- Aim: Would you restate all the data that follows, word for word?
════════════════════
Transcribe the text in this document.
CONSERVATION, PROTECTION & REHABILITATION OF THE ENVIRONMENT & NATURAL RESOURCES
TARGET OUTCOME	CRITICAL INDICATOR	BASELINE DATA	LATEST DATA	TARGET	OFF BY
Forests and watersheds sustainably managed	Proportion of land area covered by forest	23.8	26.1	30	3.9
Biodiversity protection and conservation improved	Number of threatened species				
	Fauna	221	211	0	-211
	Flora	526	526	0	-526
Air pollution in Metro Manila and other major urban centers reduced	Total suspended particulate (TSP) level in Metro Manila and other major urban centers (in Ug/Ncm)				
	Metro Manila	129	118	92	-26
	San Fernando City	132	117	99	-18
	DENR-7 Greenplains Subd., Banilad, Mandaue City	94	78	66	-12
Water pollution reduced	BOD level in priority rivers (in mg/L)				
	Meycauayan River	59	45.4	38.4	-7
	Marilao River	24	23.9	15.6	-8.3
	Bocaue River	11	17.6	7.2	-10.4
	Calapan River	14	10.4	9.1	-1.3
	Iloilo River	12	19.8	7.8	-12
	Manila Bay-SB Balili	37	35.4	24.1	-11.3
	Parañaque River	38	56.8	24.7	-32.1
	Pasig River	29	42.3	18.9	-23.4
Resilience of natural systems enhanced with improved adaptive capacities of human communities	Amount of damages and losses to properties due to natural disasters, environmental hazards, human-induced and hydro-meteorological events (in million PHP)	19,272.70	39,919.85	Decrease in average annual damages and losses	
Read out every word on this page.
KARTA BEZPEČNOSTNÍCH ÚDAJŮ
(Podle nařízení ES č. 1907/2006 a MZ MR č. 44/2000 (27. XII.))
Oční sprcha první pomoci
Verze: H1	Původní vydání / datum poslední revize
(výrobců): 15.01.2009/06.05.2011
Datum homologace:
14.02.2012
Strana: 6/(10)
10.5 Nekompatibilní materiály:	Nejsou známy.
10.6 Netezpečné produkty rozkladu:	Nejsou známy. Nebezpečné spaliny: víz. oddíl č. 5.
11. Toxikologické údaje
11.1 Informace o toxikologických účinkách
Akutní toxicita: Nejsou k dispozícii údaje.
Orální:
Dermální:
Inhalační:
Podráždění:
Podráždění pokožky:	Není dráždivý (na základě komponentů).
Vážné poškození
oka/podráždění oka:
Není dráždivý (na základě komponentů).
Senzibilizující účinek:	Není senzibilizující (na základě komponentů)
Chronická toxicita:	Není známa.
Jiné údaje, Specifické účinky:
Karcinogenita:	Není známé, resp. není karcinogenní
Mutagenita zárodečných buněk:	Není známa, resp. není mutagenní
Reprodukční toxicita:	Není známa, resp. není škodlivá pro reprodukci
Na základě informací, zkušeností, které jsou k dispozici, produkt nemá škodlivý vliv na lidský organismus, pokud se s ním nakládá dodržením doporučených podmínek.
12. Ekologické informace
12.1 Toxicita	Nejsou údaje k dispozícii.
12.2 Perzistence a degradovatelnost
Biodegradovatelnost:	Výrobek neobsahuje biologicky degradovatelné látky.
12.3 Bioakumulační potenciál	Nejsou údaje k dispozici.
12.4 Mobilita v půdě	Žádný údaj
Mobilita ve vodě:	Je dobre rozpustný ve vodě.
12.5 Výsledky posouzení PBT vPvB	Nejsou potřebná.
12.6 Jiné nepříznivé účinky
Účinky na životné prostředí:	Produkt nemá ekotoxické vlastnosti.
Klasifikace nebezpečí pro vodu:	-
════════════════════
- Final result:
Transcribe the text in this document.
CONSERVATION, PROTECTION & REHABILITATION OF THE ENVIRONMENT & NATURAL RESOURCES
TARGET OUTCOME	CRITICAL INDICATOR	BASELINE DATA	LATEST DATA	TARGET	OFF BY
Forests and watersheds sustainably managed	Proportion of land area covered by forest	23.8	26.1	30	3.9
Biodiversity protection and conservation improved	Number of threatened species				
	Fauna	221	211	0	-211
	Flora	526	526	0	-526
Air pollution in Metro Manila and other major urban centers reduced	Total suspended particulate (TSP) level in Metro Manila and other major urban centers (in Ug/Ncm)				
	Metro Manila	129	118	92	-26
	San Fernando City	132	117	99	-18
	DENR-7 Greenplains Subd., Banilad, Mandaue City	94	78	66	-12
Water pollution reduced	BOD level in priority rivers (in mg/L)				
	Meycauayan River	59	45.4	38.4	-7
	Marilao River	24	23.9	15.6	-8.3
	Bocaue River	11	17.6	7.2	-10.4
	Calapan River	14	10.4	9.1	-1.3
	Iloilo River	12	19.8	7.8	-12
	Manila Bay-SB Balili	37	35.4	24.1	-11.3
	Parañaque River	38	56.8	24.7	-32.1
	Pasig River	29	42.3	18.9	-23.4
Resilience of natural systems enhanced with improved adaptive capacities of human communities	Amount of damages and losses to properties due to natural disasters, environmental hazards, human-induced and hydro-meteorological events (in million PHP)	19,272.70	39,919.85	Decrease in average annual damages and losses	
Read out every word on this page.
KARTA BEZPEČNOSTNÍCH ÚDAJŮ
(Podle nařízení ES č. 1907/2006 a MZ MR č. 44/2000 (27. XII.))
Oční sprcha první pomoci
Verze: H1	Původní vydání / datum poslední revize
(výrobců): 15.01.2009/06.05.2011
Datum homologace:
14.02.2012
Strana: 6/(10)
10.5 Nekompatibilní materiály:	Nejsou známy.
10.6 Netezpečné produkty rozkladu:	Nejsou známy. Nebezpečné spaliny: víz. oddíl č. 5.
11. Toxikologické údaje
11.1 Informace o toxikologických účinkách
Akutní toxicita: Nejsou k dispozícii údaje.
Orální:
Dermální:
Inhalační:
Podráždění:
Podráždění pokožky:	Není dráždivý (na základě komponentů).
Vážné poškození
oka/podráždění oka:
Není dráždivý (na základě komponentů).
Senzibilizující účinek:	Není senzibilizující (na základě komponentů)
Chronická toxicita:	Není známa.
Jiné údaje, Specifické účinky:
Karcinogenita:	Není známé, resp. není karcinogenní
Mutagenita zárodečných buněk:	Není známa, resp. není mutagenní
Reprodukční toxicita:	Není známa, resp. není škodlivá pro reprodukci
Na základě informací, zkušeností, které jsou k dispozici, produkt nemá škodlivý vliv na lidský organismus, pokud se s ním nakládá dodržením doporučených podmínek.
12. Ekologické informace
12.1 Toxicita	Nejsou údaje k dispozícii.
12.2 Perzistence a degradovatelnost
Biodegradovatelnost:	Výrobek neobsahuje biologicky degradovatelné látky.
12.3 Bioakumulační potenciál	Nejsou údaje k dispozici.
12.4 Mobilita v půdě	Žádný údaj
Mobilita ve vodě:	Je dobre rozpustný ve vodě.
12.5 Výsledky posouzení PBT vPvB	Nejsou potřebná.
12.6 Jiné nepříznivé účinky
Účinky na životné prostředí:	Produkt nemá ekotoxické vlastnosti.
Klasifikace nebezpečí pro vodu:	-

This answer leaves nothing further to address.